## The problem
Transcribe the data in full and exactly, omitting any pictures.

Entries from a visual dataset
---
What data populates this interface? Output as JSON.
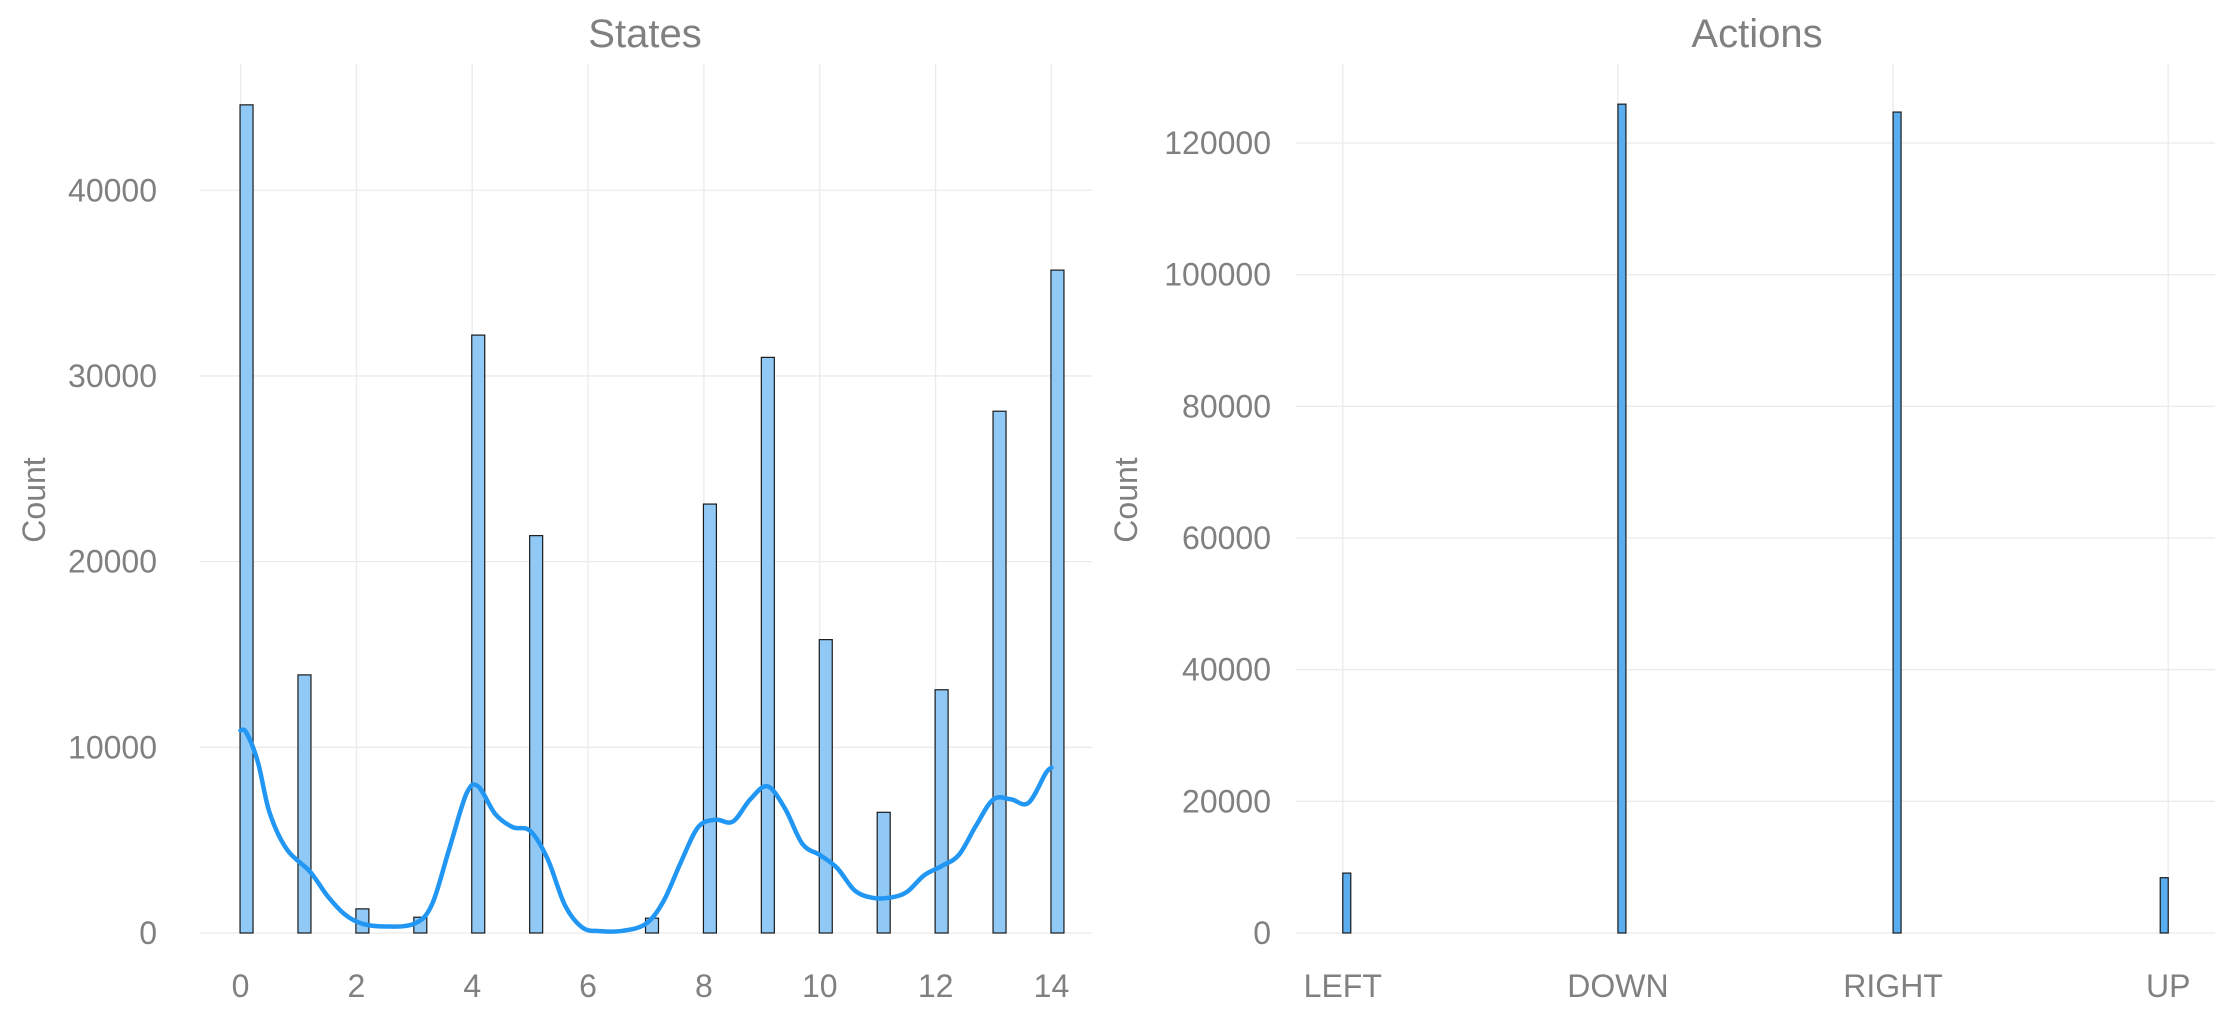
{
  "chart_data": [
    {
      "type": "bar",
      "title": "States",
      "xlabel": "",
      "ylabel": "Count",
      "xlim": [
        -0.7,
        14.7
      ],
      "ylim": [
        0,
        46800
      ],
      "grid": true,
      "bar_color": "#90c9f5",
      "kde_color": "#2196f3",
      "x_ticks": [
        0,
        2,
        4,
        6,
        8,
        10,
        12,
        14
      ],
      "y_ticks": [
        0,
        10000,
        20000,
        30000,
        40000
      ],
      "bars": [
        {
          "x": 0,
          "value": 44600
        },
        {
          "x": 1,
          "value": 13900
        },
        {
          "x": 2,
          "value": 1300
        },
        {
          "x": 3,
          "value": 850
        },
        {
          "x": 4,
          "value": 32200
        },
        {
          "x": 5,
          "value": 21400
        },
        {
          "x": 7,
          "value": 800
        },
        {
          "x": 8,
          "value": 23100
        },
        {
          "x": 9,
          "value": 31000
        },
        {
          "x": 10,
          "value": 15800
        },
        {
          "x": 11,
          "value": 6500
        },
        {
          "x": 12,
          "value": 13100
        },
        {
          "x": 13,
          "value": 28100
        },
        {
          "x": 14,
          "value": 35700
        }
      ],
      "kde": {
        "x": [
          0,
          0.1,
          0.3,
          0.5,
          0.8,
          1.2,
          1.5,
          1.8,
          2.1,
          2.5,
          3.0,
          3.3,
          3.6,
          3.9,
          4.1,
          4.4,
          4.7,
          5.0,
          5.3,
          5.6,
          5.9,
          6.2,
          6.6,
          7.0,
          7.3,
          7.6,
          7.9,
          8.2,
          8.5,
          8.8,
          9.1,
          9.4,
          9.7,
          10.0,
          10.3,
          10.6,
          10.9,
          11.2,
          11.5,
          11.8,
          12.1,
          12.4,
          12.7,
          13.0,
          13.3,
          13.6,
          13.9,
          14.0
        ],
        "y": [
          10900,
          10800,
          9200,
          6500,
          4500,
          3300,
          2000,
          1000,
          500,
          350,
          500,
          1500,
          4500,
          7500,
          7900,
          6400,
          5700,
          5500,
          4000,
          1500,
          300,
          100,
          120,
          500,
          1700,
          3800,
          5700,
          6100,
          6000,
          7200,
          7900,
          6700,
          4800,
          4200,
          3500,
          2300,
          1900,
          1900,
          2200,
          3100,
          3600,
          4200,
          5800,
          7200,
          7200,
          7000,
          8600,
          8900
        ]
      }
    },
    {
      "type": "bar",
      "title": "Actions",
      "xlabel": "",
      "ylabel": "Count",
      "xlim": [
        -0.17,
        3.17
      ],
      "ylim": [
        0,
        132000
      ],
      "grid": true,
      "bar_color": "#5aaef0",
      "categories": [
        "LEFT",
        "DOWN",
        "RIGHT",
        "UP"
      ],
      "y_ticks": [
        0,
        20000,
        40000,
        60000,
        80000,
        100000,
        120000
      ],
      "bars": [
        {
          "x": 0,
          "value": 9100
        },
        {
          "x": 1,
          "value": 125900
        },
        {
          "x": 2,
          "value": 124700
        },
        {
          "x": 3,
          "value": 8400
        }
      ]
    }
  ]
}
---
## Full answer
What data populates this interface? Output as JSON.
{
  "chart_data": [
    {
      "type": "bar",
      "title": "States",
      "xlabel": "",
      "ylabel": "Count",
      "xlim": [
        -0.7,
        14.7
      ],
      "ylim": [
        0,
        46800
      ],
      "grid": true,
      "bar_color": "#90c9f5",
      "kde_color": "#2196f3",
      "x_ticks": [
        0,
        2,
        4,
        6,
        8,
        10,
        12,
        14
      ],
      "y_ticks": [
        0,
        10000,
        20000,
        30000,
        40000
      ],
      "bars": [
        {
          "x": 0,
          "value": 44600
        },
        {
          "x": 1,
          "value": 13900
        },
        {
          "x": 2,
          "value": 1300
        },
        {
          "x": 3,
          "value": 850
        },
        {
          "x": 4,
          "value": 32200
        },
        {
          "x": 5,
          "value": 21400
        },
        {
          "x": 7,
          "value": 800
        },
        {
          "x": 8,
          "value": 23100
        },
        {
          "x": 9,
          "value": 31000
        },
        {
          "x": 10,
          "value": 15800
        },
        {
          "x": 11,
          "value": 6500
        },
        {
          "x": 12,
          "value": 13100
        },
        {
          "x": 13,
          "value": 28100
        },
        {
          "x": 14,
          "value": 35700
        }
      ],
      "kde": {
        "x": [
          0,
          0.1,
          0.3,
          0.5,
          0.8,
          1.2,
          1.5,
          1.8,
          2.1,
          2.5,
          3.0,
          3.3,
          3.6,
          3.9,
          4.1,
          4.4,
          4.7,
          5.0,
          5.3,
          5.6,
          5.9,
          6.2,
          6.6,
          7.0,
          7.3,
          7.6,
          7.9,
          8.2,
          8.5,
          8.8,
          9.1,
          9.4,
          9.7,
          10.0,
          10.3,
          10.6,
          10.9,
          11.2,
          11.5,
          11.8,
          12.1,
          12.4,
          12.7,
          13.0,
          13.3,
          13.6,
          13.9,
          14.0
        ],
        "y": [
          10900,
          10800,
          9200,
          6500,
          4500,
          3300,
          2000,
          1000,
          500,
          350,
          500,
          1500,
          4500,
          7500,
          7900,
          6400,
          5700,
          5500,
          4000,
          1500,
          300,
          100,
          120,
          500,
          1700,
          3800,
          5700,
          6100,
          6000,
          7200,
          7900,
          6700,
          4800,
          4200,
          3500,
          2300,
          1900,
          1900,
          2200,
          3100,
          3600,
          4200,
          5800,
          7200,
          7200,
          7000,
          8600,
          8900
        ]
      }
    },
    {
      "type": "bar",
      "title": "Actions",
      "xlabel": "",
      "ylabel": "Count",
      "xlim": [
        -0.17,
        3.17
      ],
      "ylim": [
        0,
        132000
      ],
      "grid": true,
      "bar_color": "#5aaef0",
      "categories": [
        "LEFT",
        "DOWN",
        "RIGHT",
        "UP"
      ],
      "y_ticks": [
        0,
        20000,
        40000,
        60000,
        80000,
        100000,
        120000
      ],
      "bars": [
        {
          "x": 0,
          "value": 9100
        },
        {
          "x": 1,
          "value": 125900
        },
        {
          "x": 2,
          "value": 124700
        },
        {
          "x": 3,
          "value": 8400
        }
      ]
    }
  ]
}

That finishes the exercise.